**TASK INSTRUCTIONS:** Count the lines in the entries below that contain the string "coordinates", treating uppercase and lowercase as different. Reply with the number alone.

+++ MATERIAL FOR THIS EXERCISE

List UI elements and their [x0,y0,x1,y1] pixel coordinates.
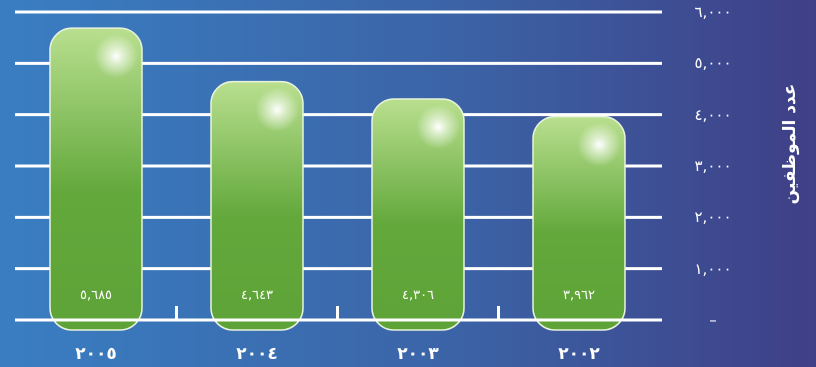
y-axis-label: عدد الموظفين [780,83,800,205]
bar [49,27,143,331]
x-tick-label: ٢٠٠٤ [236,344,278,364]
bar [532,115,626,331]
bar-value-label: ٣,٩٦٢ [562,288,596,303]
x-tick-label: ٢٠٠٣ [397,344,439,364]
y-tick-label: ٤,٠٠٠ [694,105,732,124]
bar-value-label: ٤,٦٤٣ [240,288,274,303]
bar [210,80,304,331]
bar-highlight [416,104,461,149]
bar-value-label: ٤,٣٠٦ [401,288,435,303]
bar-highlight [94,34,139,79]
bar-highlight [577,122,622,167]
bar-highlight [255,87,300,132]
y-tick-label: – [709,311,717,329]
y-tick-label: ٢,٠٠٠ [694,208,732,227]
bar-value-label: ٥,٦٨٥ [79,288,113,303]
y-tick-label: ١,٠٠٠ [694,259,732,278]
y-tick-label: ٥,٠٠٠ [694,54,732,73]
bar [371,98,465,331]
x-tick-label: ٢٠٠٥ [75,344,117,364]
y-tick-label: ٦,٠٠٠ [694,3,732,21]
y-tick-label: ٣,٠٠٠ [694,157,732,175]
bars [49,27,626,331]
x-tick-label: ٢٠٠٢ [558,344,600,364]
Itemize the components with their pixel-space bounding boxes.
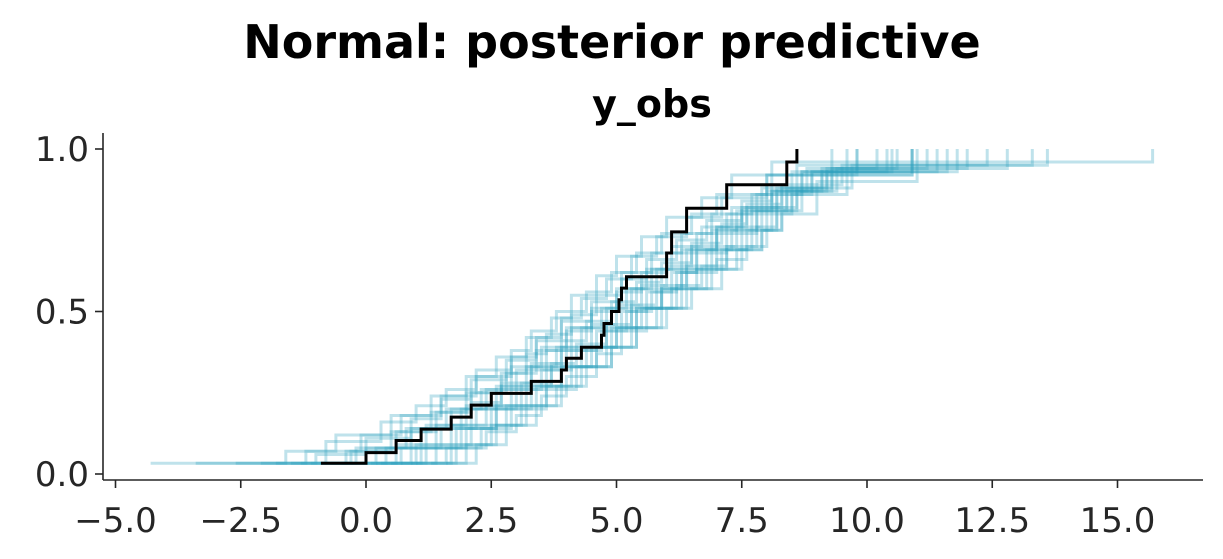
predictive-ecdf-line-18 xyxy=(411,149,849,465)
predictive-ecdf-line-12 xyxy=(401,149,859,465)
predictive-ecdf-line-8 xyxy=(275,149,959,465)
x-tick-label: 10.0 xyxy=(829,501,905,541)
axes-title: y_obs xyxy=(592,82,712,126)
chart-title: Normal: posterior predictive xyxy=(243,15,981,69)
predictive-ecdf-line-11 xyxy=(235,149,914,465)
predictive-ecdf-line-2 xyxy=(195,149,859,465)
x-tick-label: 0.0 xyxy=(339,501,393,541)
x-tick-label: −2.5 xyxy=(199,501,282,541)
predictive-ecdf-line-9 xyxy=(361,149,879,465)
observed-line-group xyxy=(320,149,799,465)
predictive-ecdf-line-4 xyxy=(300,149,1034,465)
x-tick-label: 2.5 xyxy=(464,501,518,541)
x-axis-ticks: −5.0 −2.5 0.0 2.5 5.0 7.5 10.0 12.5 15.0 xyxy=(74,480,1155,541)
predictive-ecdf-line-13 xyxy=(320,149,1009,465)
x-tick-label: 12.5 xyxy=(954,501,1030,541)
predictive-ecdf-line-20 xyxy=(446,149,914,465)
x-tick-label: 15.0 xyxy=(1080,501,1156,541)
predictive-ecdf-line-3 xyxy=(260,149,1155,465)
x-tick-label: −5.0 xyxy=(74,501,157,541)
predictive-ecdf-line-17 xyxy=(330,149,929,465)
y-tick-label: 1.0 xyxy=(35,130,89,170)
x-tick-label: 5.0 xyxy=(589,501,643,541)
predictive-ecdf-line-1 xyxy=(150,149,914,465)
y-axis-ticks: 0.0 0.5 1.0 xyxy=(35,130,103,495)
predictive-ecdf-line-5 xyxy=(371,149,919,465)
x-tick-label: 7.5 xyxy=(715,501,769,541)
y-tick-label: 0.5 xyxy=(35,293,89,333)
posterior-predictive-lines xyxy=(150,149,1155,465)
predictive-ecdf-line-16 xyxy=(381,149,1049,465)
observed-ecdf-line xyxy=(320,149,799,465)
predictive-ecdf-line-7 xyxy=(416,149,899,465)
predictive-ecdf-line-21 xyxy=(351,149,949,465)
predictive-ecdf-line-15 xyxy=(290,149,939,465)
y-tick-label: 0.0 xyxy=(35,455,89,495)
predictive-ecdf-line-10 xyxy=(391,149,834,465)
predictive-ecdf-line-22 xyxy=(376,149,894,465)
predictive-ecdf-line-14 xyxy=(431,149,889,465)
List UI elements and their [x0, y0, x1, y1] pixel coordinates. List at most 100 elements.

++++++

**SOLUTION:** 2